Data excerpts.
---*---
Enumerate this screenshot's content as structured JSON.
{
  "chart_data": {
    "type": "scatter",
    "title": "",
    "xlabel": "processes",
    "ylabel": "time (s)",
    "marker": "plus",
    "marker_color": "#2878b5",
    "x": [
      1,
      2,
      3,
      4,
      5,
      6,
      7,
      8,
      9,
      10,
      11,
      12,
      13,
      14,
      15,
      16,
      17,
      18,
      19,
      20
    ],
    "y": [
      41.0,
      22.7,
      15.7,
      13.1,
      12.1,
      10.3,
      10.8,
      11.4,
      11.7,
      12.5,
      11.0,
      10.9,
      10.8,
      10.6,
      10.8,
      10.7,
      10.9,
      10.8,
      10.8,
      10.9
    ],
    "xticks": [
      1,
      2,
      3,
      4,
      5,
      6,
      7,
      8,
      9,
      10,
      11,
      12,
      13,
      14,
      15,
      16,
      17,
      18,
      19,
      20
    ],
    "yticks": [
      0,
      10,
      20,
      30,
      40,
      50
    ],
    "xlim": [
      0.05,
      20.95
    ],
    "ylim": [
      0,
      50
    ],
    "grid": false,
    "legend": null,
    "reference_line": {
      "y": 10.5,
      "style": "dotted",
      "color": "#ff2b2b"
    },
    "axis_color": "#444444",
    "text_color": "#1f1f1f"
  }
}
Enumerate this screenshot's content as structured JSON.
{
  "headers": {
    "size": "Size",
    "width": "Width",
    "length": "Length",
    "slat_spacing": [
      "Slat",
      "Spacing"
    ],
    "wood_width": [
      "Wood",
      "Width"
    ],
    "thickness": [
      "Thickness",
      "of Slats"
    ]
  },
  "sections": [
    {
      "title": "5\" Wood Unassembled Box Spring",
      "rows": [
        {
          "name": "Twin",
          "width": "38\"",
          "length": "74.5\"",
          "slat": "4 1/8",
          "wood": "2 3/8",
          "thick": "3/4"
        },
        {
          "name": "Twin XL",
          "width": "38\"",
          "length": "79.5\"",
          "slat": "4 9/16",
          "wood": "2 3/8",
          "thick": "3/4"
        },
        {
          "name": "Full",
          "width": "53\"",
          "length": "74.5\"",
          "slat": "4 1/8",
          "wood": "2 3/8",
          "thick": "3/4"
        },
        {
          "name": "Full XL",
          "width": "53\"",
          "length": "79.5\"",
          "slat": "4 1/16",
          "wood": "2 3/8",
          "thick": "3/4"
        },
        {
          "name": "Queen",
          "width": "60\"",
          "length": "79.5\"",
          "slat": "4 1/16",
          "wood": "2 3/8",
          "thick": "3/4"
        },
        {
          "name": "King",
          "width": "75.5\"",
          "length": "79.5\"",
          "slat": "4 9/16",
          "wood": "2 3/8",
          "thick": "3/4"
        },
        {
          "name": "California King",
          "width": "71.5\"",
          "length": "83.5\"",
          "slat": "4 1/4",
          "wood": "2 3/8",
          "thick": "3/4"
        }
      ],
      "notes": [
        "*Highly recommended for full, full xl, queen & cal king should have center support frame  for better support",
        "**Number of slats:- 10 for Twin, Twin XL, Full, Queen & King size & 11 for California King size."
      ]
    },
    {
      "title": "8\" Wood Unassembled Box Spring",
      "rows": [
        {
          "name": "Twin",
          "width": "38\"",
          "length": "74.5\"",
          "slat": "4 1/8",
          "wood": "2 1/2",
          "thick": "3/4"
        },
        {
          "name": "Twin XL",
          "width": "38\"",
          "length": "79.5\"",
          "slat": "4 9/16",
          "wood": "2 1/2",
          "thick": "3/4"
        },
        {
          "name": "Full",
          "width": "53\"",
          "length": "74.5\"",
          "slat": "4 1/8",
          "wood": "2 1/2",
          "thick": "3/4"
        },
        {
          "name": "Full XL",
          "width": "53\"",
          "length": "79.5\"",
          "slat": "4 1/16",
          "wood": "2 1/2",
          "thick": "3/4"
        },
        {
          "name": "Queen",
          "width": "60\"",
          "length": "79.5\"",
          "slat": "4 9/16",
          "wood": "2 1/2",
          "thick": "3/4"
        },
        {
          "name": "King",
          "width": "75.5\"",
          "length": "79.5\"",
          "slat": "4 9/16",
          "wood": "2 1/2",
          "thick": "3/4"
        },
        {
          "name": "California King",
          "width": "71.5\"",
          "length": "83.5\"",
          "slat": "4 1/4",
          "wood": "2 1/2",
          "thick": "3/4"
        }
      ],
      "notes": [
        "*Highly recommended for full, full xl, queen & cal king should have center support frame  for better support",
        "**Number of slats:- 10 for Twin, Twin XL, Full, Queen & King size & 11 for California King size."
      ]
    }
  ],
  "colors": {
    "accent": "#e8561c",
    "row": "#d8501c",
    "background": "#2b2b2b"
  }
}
---*---
What you have to do.
Take the material above and return all of it exactly.

Output for this exercise.
Enumerate this screenshot's content as structured JSON.
{
  "chart_data": {
    "type": "scatter",
    "title": "",
    "xlabel": "processes",
    "ylabel": "time (s)",
    "marker": "plus",
    "marker_color": "#2878b5",
    "x": [
      1,
      2,
      3,
      4,
      5,
      6,
      7,
      8,
      9,
      10,
      11,
      12,
      13,
      14,
      15,
      16,
      17,
      18,
      19,
      20
    ],
    "y": [
      41.0,
      22.7,
      15.7,
      13.1,
      12.1,
      10.3,
      10.8,
      11.4,
      11.7,
      12.5,
      11.0,
      10.9,
      10.8,
      10.6,
      10.8,
      10.7,
      10.9,
      10.8,
      10.8,
      10.9
    ],
    "xticks": [
      1,
      2,
      3,
      4,
      5,
      6,
      7,
      8,
      9,
      10,
      11,
      12,
      13,
      14,
      15,
      16,
      17,
      18,
      19,
      20
    ],
    "yticks": [
      0,
      10,
      20,
      30,
      40,
      50
    ],
    "xlim": [
      0.05,
      20.95
    ],
    "ylim": [
      0,
      50
    ],
    "grid": false,
    "legend": null,
    "reference_line": {
      "y": 10.5,
      "style": "dotted",
      "color": "#ff2b2b"
    },
    "axis_color": "#444444",
    "text_color": "#1f1f1f"
  }
}
Enumerate this screenshot's content as structured JSON.
{
  "headers": {
    "size": "Size",
    "width": "Width",
    "length": "Length",
    "slat_spacing": [
      "Slat",
      "Spacing"
    ],
    "wood_width": [
      "Wood",
      "Width"
    ],
    "thickness": [
      "Thickness",
      "of Slats"
    ]
  },
  "sections": [
    {
      "title": "5\" Wood Unassembled Box Spring",
      "rows": [
        {
          "name": "Twin",
          "width": "38\"",
          "length": "74.5\"",
          "slat": "4 1/8",
          "wood": "2 3/8",
          "thick": "3/4"
        },
        {
          "name": "Twin XL",
          "width": "38\"",
          "length": "79.5\"",
          "slat": "4 9/16",
          "wood": "2 3/8",
          "thick": "3/4"
        },
        {
          "name": "Full",
          "width": "53\"",
          "length": "74.5\"",
          "slat": "4 1/8",
          "wood": "2 3/8",
          "thick": "3/4"
        },
        {
          "name": "Full XL",
          "width": "53\"",
          "length": "79.5\"",
          "slat": "4 1/16",
          "wood": "2 3/8",
          "thick": "3/4"
        },
        {
          "name": "Queen",
          "width": "60\"",
          "length": "79.5\"",
          "slat": "4 1/16",
          "wood": "2 3/8",
          "thick": "3/4"
        },
        {
          "name": "King",
          "width": "75.5\"",
          "length": "79.5\"",
          "slat": "4 9/16",
          "wood": "2 3/8",
          "thick": "3/4"
        },
        {
          "name": "California King",
          "width": "71.5\"",
          "length": "83.5\"",
          "slat": "4 1/4",
          "wood": "2 3/8",
          "thick": "3/4"
        }
      ],
      "notes": [
        "*Highly recommended for full, full xl, queen & cal king should have center support frame  for better support",
        "**Number of slats:- 10 for Twin, Twin XL, Full, Queen & King size & 11 for California King size."
      ]
    },
    {
      "title": "8\" Wood Unassembled Box Spring",
      "rows": [
        {
          "name": "Twin",
          "width": "38\"",
          "length": "74.5\"",
          "slat": "4 1/8",
          "wood": "2 1/2",
          "thick": "3/4"
        },
        {
          "name": "Twin XL",
          "width": "38\"",
          "length": "79.5\"",
          "slat": "4 9/16",
          "wood": "2 1/2",
          "thick": "3/4"
        },
        {
          "name": "Full",
          "width": "53\"",
          "length": "74.5\"",
          "slat": "4 1/8",
          "wood": "2 1/2",
          "thick": "3/4"
        },
        {
          "name": "Full XL",
          "width": "53\"",
          "length": "79.5\"",
          "slat": "4 1/16",
          "wood": "2 1/2",
          "thick": "3/4"
        },
        {
          "name": "Queen",
          "width": "60\"",
          "length": "79.5\"",
          "slat": "4 9/16",
          "wood": "2 1/2",
          "thick": "3/4"
        },
        {
          "name": "King",
          "width": "75.5\"",
          "length": "79.5\"",
          "slat": "4 9/16",
          "wood": "2 1/2",
          "thick": "3/4"
        },
        {
          "name": "California King",
          "width": "71.5\"",
          "length": "83.5\"",
          "slat": "4 1/4",
          "wood": "2 1/2",
          "thick": "3/4"
        }
      ],
      "notes": [
        "*Highly recommended for full, full xl, queen & cal king should have center support frame  for better support",
        "**Number of slats:- 10 for Twin, Twin XL, Full, Queen & King size & 11 for California King size."
      ]
    }
  ],
  "colors": {
    "accent": "#e8561c",
    "row": "#d8501c",
    "background": "#2b2b2b"
  }
}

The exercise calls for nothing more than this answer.